# START OF Supplied records
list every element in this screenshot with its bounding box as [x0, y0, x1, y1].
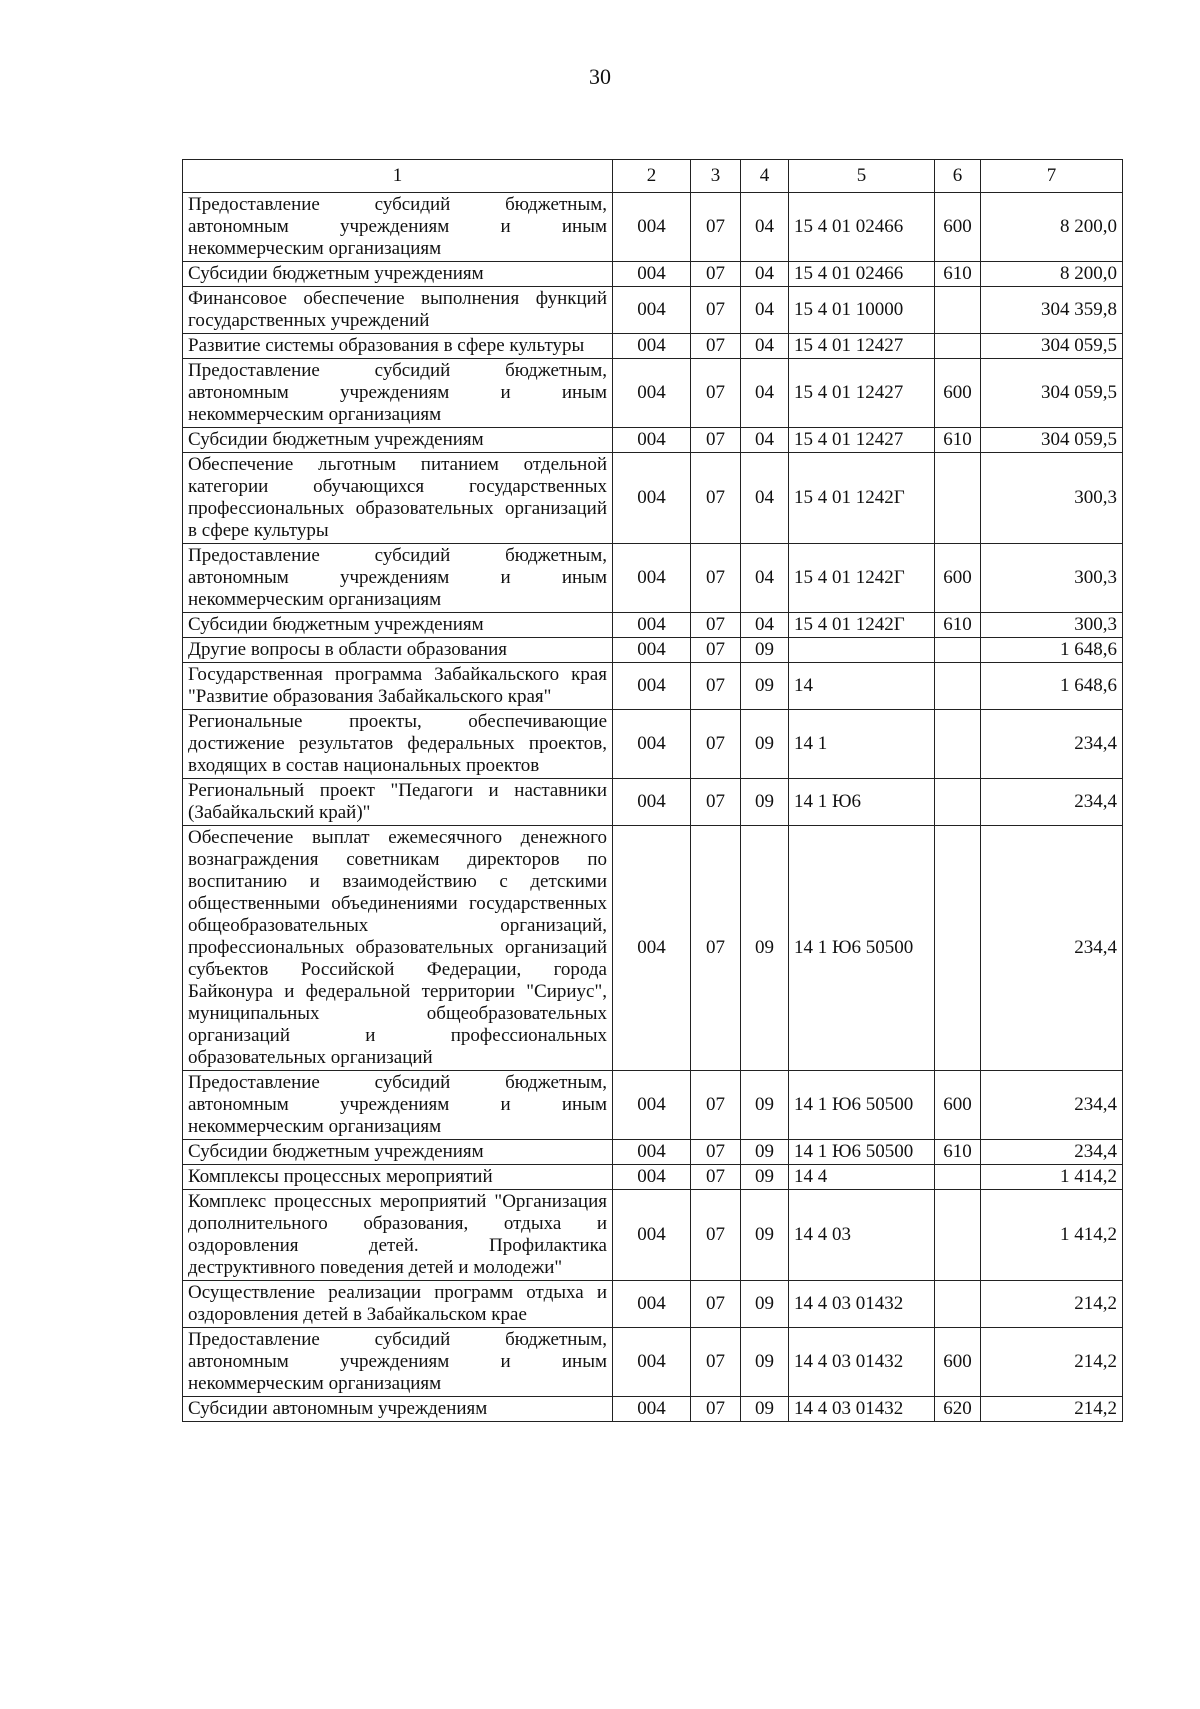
row-section: 07	[691, 453, 741, 544]
row-name: Осуществление реализации программ отдыха и оздоровления детей в Забайкальском крае	[183, 1281, 613, 1328]
row-section: 07	[691, 1140, 741, 1165]
page-number: 30	[589, 64, 611, 89]
table-header-row	[183, 160, 1123, 193]
row-grbs: 004	[613, 663, 691, 710]
row-subsection: 04	[741, 193, 789, 262]
row-grbs: 004	[613, 262, 691, 287]
row-expense-type	[935, 287, 981, 334]
row-section: 07	[691, 613, 741, 638]
row-grbs: 004	[613, 613, 691, 638]
table-body	[183, 193, 1123, 1422]
row-grbs: 004	[613, 779, 691, 826]
row-amount: 304 059,5	[981, 334, 1123, 359]
row-subsection: 09	[741, 1190, 789, 1281]
row-amount: 304 359,8	[981, 287, 1123, 334]
row-amount: 214,2	[981, 1397, 1123, 1422]
row-subsection: 04	[741, 453, 789, 544]
row-subsection: 04	[741, 544, 789, 613]
row-expense-type	[935, 779, 981, 826]
row-section: 07	[691, 1328, 741, 1397]
row-grbs: 004	[613, 287, 691, 334]
row-name: Субсидии бюджетным учреждениям	[183, 262, 613, 287]
row-section: 07	[691, 779, 741, 826]
row-subsection: 09	[741, 638, 789, 663]
row-subsection: 09	[741, 1328, 789, 1397]
row-grbs: 004	[613, 453, 691, 544]
table-row	[183, 1190, 1123, 1281]
row-target-article: 14 4 03 01432	[789, 1281, 935, 1328]
row-section: 07	[691, 638, 741, 663]
row-grbs: 004	[613, 428, 691, 453]
row-section: 07	[691, 1281, 741, 1328]
row-target-article: 15 4 01 12427	[789, 428, 935, 453]
row-target-article: 15 4 01 1242Г	[789, 544, 935, 613]
table-row	[183, 262, 1123, 287]
row-name: Государственная программа Забайкальского края "Развитие образования Забайкальского края"	[183, 663, 613, 710]
row-expense-type	[935, 1165, 981, 1190]
table-row	[183, 1165, 1123, 1190]
row-name: Комплексы процессных мероприятий	[183, 1165, 613, 1190]
row-name: Субсидии бюджетным учреждениям	[183, 613, 613, 638]
table-row	[183, 453, 1123, 544]
row-target-article: 15 4 01 12427	[789, 359, 935, 428]
row-grbs: 004	[613, 710, 691, 779]
row-amount: 214,2	[981, 1328, 1123, 1397]
row-expense-type: 600	[935, 193, 981, 262]
row-name: Предоставление субсидий бюджетным, автономным учреждениям и иным некоммерческим организациям	[183, 359, 613, 428]
row-expense-type: 620	[935, 1397, 981, 1422]
row-name: Комплекс процессных мероприятий "Организация дополнительного образования, отдыха и оздоровления детей. Профилактика деструктивного поведения детей и молодежи"	[183, 1190, 613, 1281]
row-amount: 234,4	[981, 1071, 1123, 1140]
row-subsection: 04	[741, 359, 789, 428]
row-section: 07	[691, 359, 741, 428]
row-target-article: 15 4 01 02466	[789, 193, 935, 262]
row-amount: 300,3	[981, 453, 1123, 544]
row-subsection: 04	[741, 334, 789, 359]
row-target-article: 14	[789, 663, 935, 710]
row-grbs: 004	[613, 544, 691, 613]
table-row	[183, 710, 1123, 779]
row-amount: 234,4	[981, 779, 1123, 826]
row-subsection: 09	[741, 1140, 789, 1165]
row-amount: 300,3	[981, 544, 1123, 613]
row-expense-type: 600	[935, 1071, 981, 1140]
row-name: Региональные проекты, обеспечивающие достижение результатов федеральных проектов, входящих в состав национальных проектов	[183, 710, 613, 779]
budget-table	[182, 159, 1123, 1422]
row-amount: 1 648,6	[981, 638, 1123, 663]
table-row	[183, 779, 1123, 826]
row-expense-type: 610	[935, 613, 981, 638]
row-section: 07	[691, 826, 741, 1071]
row-amount: 8 200,0	[981, 193, 1123, 262]
row-grbs: 004	[613, 1281, 691, 1328]
row-name: Предоставление субсидий бюджетным, автономным учреждениям и иным некоммерческим организациям	[183, 193, 613, 262]
row-expense-type: 610	[935, 1140, 981, 1165]
row-target-article: 15 4 01 1242Г	[789, 453, 935, 544]
row-section: 07	[691, 262, 741, 287]
column-header: 1	[183, 160, 613, 193]
row-grbs: 004	[613, 1140, 691, 1165]
row-section: 07	[691, 544, 741, 613]
table-row	[183, 613, 1123, 638]
row-grbs: 004	[613, 359, 691, 428]
row-section: 07	[691, 1190, 741, 1281]
row-expense-type	[935, 1190, 981, 1281]
table-row	[183, 663, 1123, 710]
row-name: Предоставление субсидий бюджетным, автономным учреждениям и иным некоммерческим организациям	[183, 1071, 613, 1140]
row-subsection: 04	[741, 613, 789, 638]
row-target-article: 14 1 Ю6 50500	[789, 826, 935, 1071]
row-target-article: 15 4 01 1242Г	[789, 613, 935, 638]
table-row	[183, 359, 1123, 428]
row-amount: 304 059,5	[981, 359, 1123, 428]
row-section: 07	[691, 663, 741, 710]
row-target-article: 14 4 03 01432	[789, 1328, 935, 1397]
row-subsection: 09	[741, 1165, 789, 1190]
row-subsection: 09	[741, 710, 789, 779]
row-grbs: 004	[613, 1397, 691, 1422]
column-header: 4	[741, 160, 789, 193]
row-target-article: 15 4 01 02466	[789, 262, 935, 287]
row-name: Обеспечение льготным питанием отдельной категории обучающихся государственных профессиональных образовательных организаций в сфере культуры	[183, 453, 613, 544]
row-subsection: 09	[741, 779, 789, 826]
table-row	[183, 193, 1123, 262]
row-name: Предоставление субсидий бюджетным, автономным учреждениям и иным некоммерческим организациям	[183, 1328, 613, 1397]
row-name: Другие вопросы в области образования	[183, 638, 613, 663]
row-section: 07	[691, 334, 741, 359]
row-amount: 8 200,0	[981, 262, 1123, 287]
row-target-article: 14 1 Ю6 50500	[789, 1140, 935, 1165]
row-section: 07	[691, 1165, 741, 1190]
row-grbs: 004	[613, 193, 691, 262]
row-section: 07	[691, 428, 741, 453]
row-subsection: 04	[741, 262, 789, 287]
table-row	[183, 1397, 1123, 1422]
row-expense-type	[935, 710, 981, 779]
row-amount: 304 059,5	[981, 428, 1123, 453]
row-target-article: 14 1 Ю6 50500	[789, 1071, 935, 1140]
row-target-article: 14 1	[789, 710, 935, 779]
row-name: Предоставление субсидий бюджетным, автономным учреждениям и иным некоммерческим организациям	[183, 544, 613, 613]
table-row	[183, 544, 1123, 613]
row-expense-type	[935, 334, 981, 359]
table-row	[183, 287, 1123, 334]
row-section: 07	[691, 710, 741, 779]
row-grbs: 004	[613, 638, 691, 663]
row-amount: 1 414,2	[981, 1190, 1123, 1281]
row-amount: 1 414,2	[981, 1165, 1123, 1190]
row-amount: 214,2	[981, 1281, 1123, 1328]
row-amount: 234,4	[981, 826, 1123, 1071]
row-expense-type: 600	[935, 544, 981, 613]
row-expense-type	[935, 453, 981, 544]
row-subsection: 09	[741, 1397, 789, 1422]
table-row	[183, 334, 1123, 359]
table-row	[183, 1071, 1123, 1140]
row-subsection: 09	[741, 1281, 789, 1328]
row-expense-type: 610	[935, 428, 981, 453]
row-section: 07	[691, 287, 741, 334]
row-grbs: 004	[613, 1071, 691, 1140]
row-name: Субсидии бюджетным учреждениям	[183, 1140, 613, 1165]
row-name: Субсидии автономным учреждениям	[183, 1397, 613, 1422]
row-amount: 300,3	[981, 613, 1123, 638]
row-amount: 1 648,6	[981, 663, 1123, 710]
row-amount: 234,4	[981, 1140, 1123, 1165]
row-amount: 234,4	[981, 710, 1123, 779]
row-target-article: 15 4 01 12427	[789, 334, 935, 359]
row-section: 07	[691, 1397, 741, 1422]
row-name: Региональный проект "Педагоги и наставники (Забайкальский край)"	[183, 779, 613, 826]
row-name: Субсидии бюджетным учреждениям	[183, 428, 613, 453]
row-section: 07	[691, 1071, 741, 1140]
row-expense-type	[935, 663, 981, 710]
column-header: 6	[935, 160, 981, 193]
row-target-article: 14 4	[789, 1165, 935, 1190]
table-row	[183, 1281, 1123, 1328]
row-expense-type	[935, 638, 981, 663]
table-row	[183, 1328, 1123, 1397]
row-subsection: 04	[741, 428, 789, 453]
table-row	[183, 826, 1123, 1071]
row-subsection: 09	[741, 826, 789, 1071]
column-header: 3	[691, 160, 741, 193]
row-expense-type	[935, 826, 981, 1071]
row-grbs: 004	[613, 1328, 691, 1397]
table-row	[183, 428, 1123, 453]
row-subsection: 04	[741, 287, 789, 334]
row-target-article: 14 4 03 01432	[789, 1397, 935, 1422]
row-expense-type: 610	[935, 262, 981, 287]
row-target-article	[789, 638, 935, 663]
column-header: 5	[789, 160, 935, 193]
row-expense-type: 600	[935, 359, 981, 428]
row-target-article: 14 4 03	[789, 1190, 935, 1281]
row-subsection: 09	[741, 1071, 789, 1140]
row-grbs: 004	[613, 1190, 691, 1281]
column-header: 2	[613, 160, 691, 193]
table-row	[183, 1140, 1123, 1165]
table-row	[183, 638, 1123, 663]
row-name: Обеспечение выплат ежемесячного денежного вознаграждения советникам директоров по воспитанию и взаимодействию с детскими общественными объединениями государственных общеобразовательных организаций, профессиональных образовательных организаций субъектов Российской Федерации, города Байконура и федеральной территории "Сириус", муниципальных общеобразовательных организаций и профессиональных образовательных организаций	[183, 826, 613, 1071]
row-grbs: 004	[613, 826, 691, 1071]
row-grbs: 004	[613, 334, 691, 359]
row-section: 07	[691, 193, 741, 262]
row-grbs: 004	[613, 1165, 691, 1190]
row-target-article: 15 4 01 10000	[789, 287, 935, 334]
row-name: Развитие системы образования в сфере культуры	[183, 334, 613, 359]
row-name: Финансовое обеспечение выполнения функций государственных учреждений	[183, 287, 613, 334]
row-expense-type	[935, 1281, 981, 1328]
column-header: 7	[981, 160, 1123, 193]
row-subsection: 09	[741, 663, 789, 710]
row-target-article: 14 1 Ю6	[789, 779, 935, 826]
row-expense-type: 600	[935, 1328, 981, 1397]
# END OF Supplied records
## Exercise details
Replace every "row-grbs" with "row-budget-holder" in the lines from the one holding "453, 741, 544]" through the one holding "613, 613, 638]", inclusive. Return only those lines, with nothing else changed.

## In response
row-section: 07	[691, 453, 741, 544]
row-name: Осуществление реализации программ отдыха и оздоровления детей в Забайкальском крае	[183, 1281, 613, 1328]
row-section: 07	[691, 1140, 741, 1165]
page-number: 30	[589, 64, 611, 89]
table-header-row	[183, 160, 1123, 193]
row-budget-holder: 004	[613, 663, 691, 710]
row-subsection: 04	[741, 193, 789, 262]
row-budget-holder: 004	[613, 262, 691, 287]
row-expense-type	[935, 287, 981, 334]
row-section: 07	[691, 613, 741, 638]
row-budget-holder: 004	[613, 613, 691, 638]
table-body	[183, 193, 1123, 1422]
row-budget-holder: 004	[613, 779, 691, 826]
row-amount: 304 059,5	[981, 334, 1123, 359]
row-subsection: 09	[741, 1190, 789, 1281]
row-amount: 304 359,8	[981, 287, 1123, 334]
row-amount: 214,2	[981, 1397, 1123, 1422]
row-subsection: 04	[741, 453, 789, 544]
row-subsection: 04	[741, 544, 789, 613]
row-expense-type	[935, 779, 981, 826]
row-section: 07	[691, 1328, 741, 1397]
row-budget-holder: 004	[613, 287, 691, 334]
row-name: Субсидии бюджетным учреждениям	[183, 262, 613, 287]
row-section: 07	[691, 779, 741, 826]
row-subsection: 09	[741, 638, 789, 663]
row-subsection: 09	[741, 1328, 789, 1397]
row-budget-holder: 004	[613, 453, 691, 544]
table-row	[183, 1190, 1123, 1281]
row-target-article: 14 4 03 01432	[789, 1281, 935, 1328]
row-section: 07	[691, 638, 741, 663]
row-budget-holder: 004	[613, 428, 691, 453]
row-section: 07	[691, 1281, 741, 1328]
row-target-article: 15 4 01 12427	[789, 428, 935, 453]
row-target-article: 15 4 01 1242Г	[789, 544, 935, 613]
table-row	[183, 262, 1123, 287]
row-name: Государственная программа Забайкальского края "Развитие образования Забайкальского края"	[183, 663, 613, 710]
row-expense-type	[935, 1165, 981, 1190]
table-row	[183, 1165, 1123, 1190]
row-name: Комплексы процессных мероприятий	[183, 1165, 613, 1190]
row-name: Субсидии бюджетным учреждениям	[183, 613, 613, 638]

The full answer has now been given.